=== Source material ===
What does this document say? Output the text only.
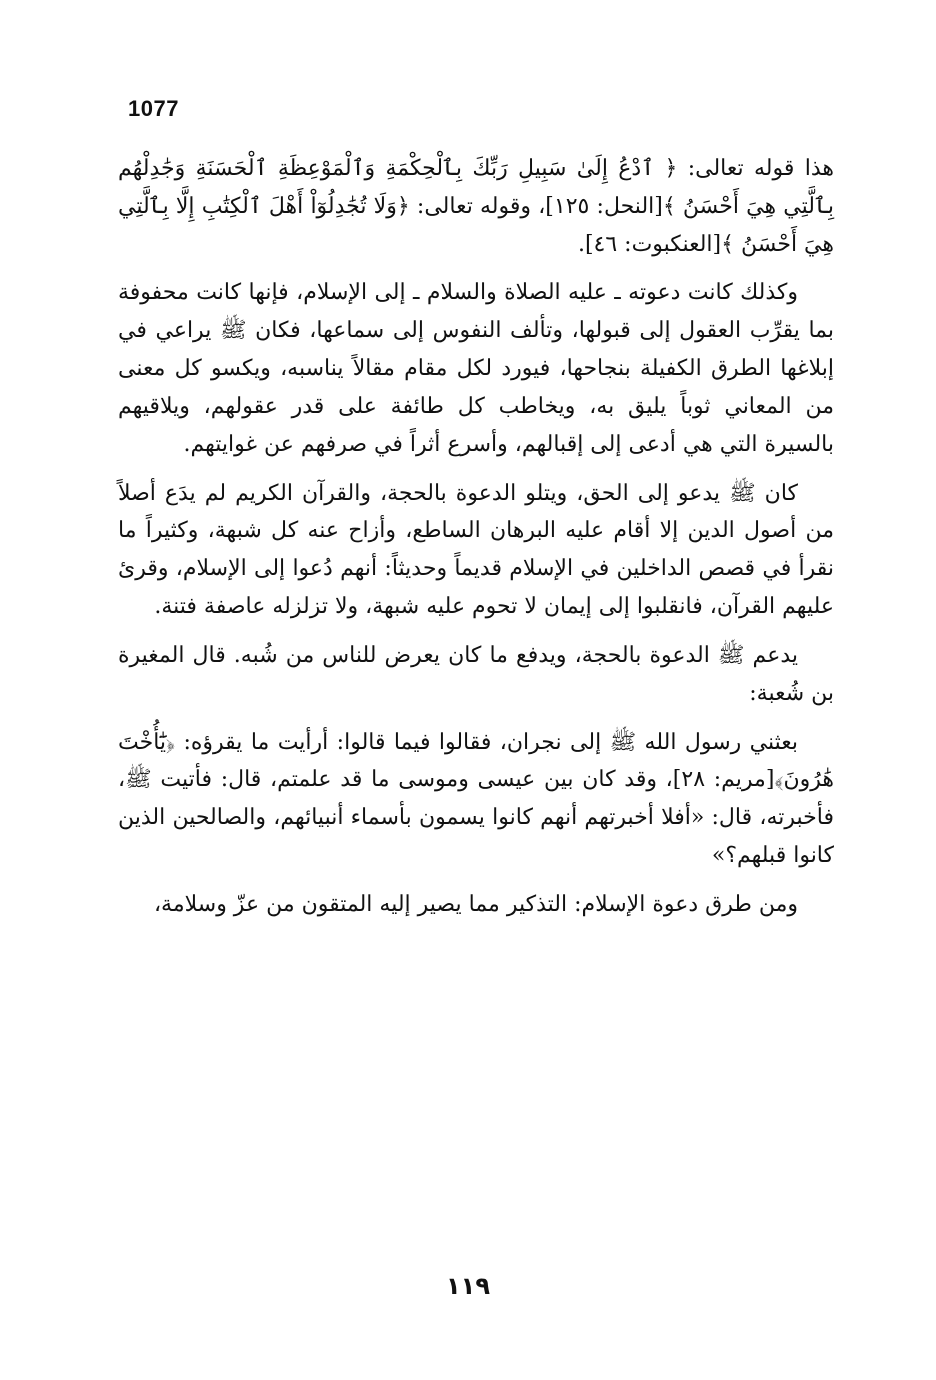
1077

هذا قوله تعالى: ﴿ ٱدْعُ إِلَىٰ سَبِيلِ رَبِّكَ بِٱلْحِكْمَةِ وَٱلْمَوْعِظَةِ ٱلْحَسَنَةِ وَجَٰدِلْهُم بِٱلَّتِي هِيَ أَحْسَنُ ﴾[النحل: ١٢٥]، وقوله تعالى: ﴿وَلَا تُجَٰدِلُوٓاْ أَهْلَ ٱلْكِتَٰبِ إِلَّا بِٱلَّتِي هِيَ أَحْسَنُ ﴾[العنكبوت: ٤٦].

وكذلك كانت دعوته ـ عليه الصلاة والسلام ـ إلى الإسلام، فإنها كانت محفوفة بما يقرِّب العقول إلى قبولها، وتألف النفوس إلى سماعها، فكان ﷺ يراعي في إبلاغها الطرق الكفيلة بنجاحها، فيورد لكل مقام مقالاً يناسبه، ويكسو كل معنى من المعاني ثوباً يليق به، ويخاطب كل طائفة على قدر عقولهم، ويلاقيهم بالسيرة التي هي أدعى إلى إقبالهم، وأسرع أثراً في صرفهم عن غوايتهم.

كان ﷺ يدعو إلى الحق، ويتلو الدعوة بالحجة، والقرآن الكريم لم يدَع أصلاً من أصول الدين إلا أقام عليه البرهان الساطع، وأزاح عنه كل شبهة، وكثيراً ما نقرأ في قصص الداخلين في الإسلام قديماً وحديثاً: أنهم دُعوا إلى الإسلام، وقرئ عليهم القرآن، فانقلبوا إلى إيمان لا تحوم عليه شبهة، ولا تزلزله عاصفة فتنة.

يدعم ﷺ الدعوة بالحجة، ويدفع ما كان يعرض للناس من شُبه. قال المغيرة بن شُعبة:

بعثني رسول الله ﷺ إلى نجران، فقالوا فيما قالوا: أرأيت ما يقرؤه: ﴿يَٰٓأُخْتَ هَٰرُونَ﴾[مريم: ٢٨]، وقد كان بين عيسى وموسى ما قد علمتم، قال: فأتيت ﷺ، فأخبرته، قال: «أفلا أخبرتهم أنهم كانوا يسمون بأسماء أنبيائهم، والصالحين الذين كانوا قبلهم؟»

ومن طرق دعوة الإسلام: التذكير مما يصير إليه المتقون من عزّ وسلامة،

١١٩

=== Exercise objective ===
Take the listing and print it again exactly, but without any pictures.

=== Answer to this problem ===
What does this document say? Output the text only.
1077

هذا قوله تعالى: ﴿ ٱدْعُ إِلَىٰ سَبِيلِ رَبِّكَ بِٱلْحِكْمَةِ وَٱلْمَوْعِظَةِ ٱلْحَسَنَةِ وَجَٰدِلْهُم بِٱلَّتِي هِيَ أَحْسَنُ ﴾[النحل: ١٢٥]، وقوله تعالى: ﴿وَلَا تُجَٰدِلُوٓاْ أَهْلَ ٱلْكِتَٰبِ إِلَّا بِٱلَّتِي هِيَ أَحْسَنُ ﴾[العنكبوت: ٤٦].

وكذلك كانت دعوته ـ عليه الصلاة والسلام ـ إلى الإسلام، فإنها كانت محفوفة بما يقرِّب العقول إلى قبولها، وتألف النفوس إلى سماعها، فكان ﷺ يراعي في إبلاغها الطرق الكفيلة بنجاحها، فيورد لكل مقام مقالاً يناسبه، ويكسو كل معنى من المعاني ثوباً يليق به، ويخاطب كل طائفة على قدر عقولهم، ويلاقيهم بالسيرة التي هي أدعى إلى إقبالهم، وأسرع أثراً في صرفهم عن غوايتهم.

كان ﷺ يدعو إلى الحق، ويتلو الدعوة بالحجة، والقرآن الكريم لم يدَع أصلاً من أصول الدين إلا أقام عليه البرهان الساطع، وأزاح عنه كل شبهة، وكثيراً ما نقرأ في قصص الداخلين في الإسلام قديماً وحديثاً: أنهم دُعوا إلى الإسلام، وقرئ عليهم القرآن، فانقلبوا إلى إيمان لا تحوم عليه شبهة، ولا تزلزله عاصفة فتنة.

يدعم ﷺ الدعوة بالحجة، ويدفع ما كان يعرض للناس من شُبه. قال المغيرة بن شُعبة:

بعثني رسول الله ﷺ إلى نجران، فقالوا فيما قالوا: أرأيت ما يقرؤه: ﴿يَٰٓأُخْتَ هَٰرُونَ﴾[مريم: ٢٨]، وقد كان بين عيسى وموسى ما قد علمتم، قال: فأتيت ﷺ، فأخبرته، قال: «أفلا أخبرتهم أنهم كانوا يسمون بأسماء أنبيائهم، والصالحين الذين كانوا قبلهم؟»

ومن طرق دعوة الإسلام: التذكير مما يصير إليه المتقون من عزّ وسلامة،

١١٩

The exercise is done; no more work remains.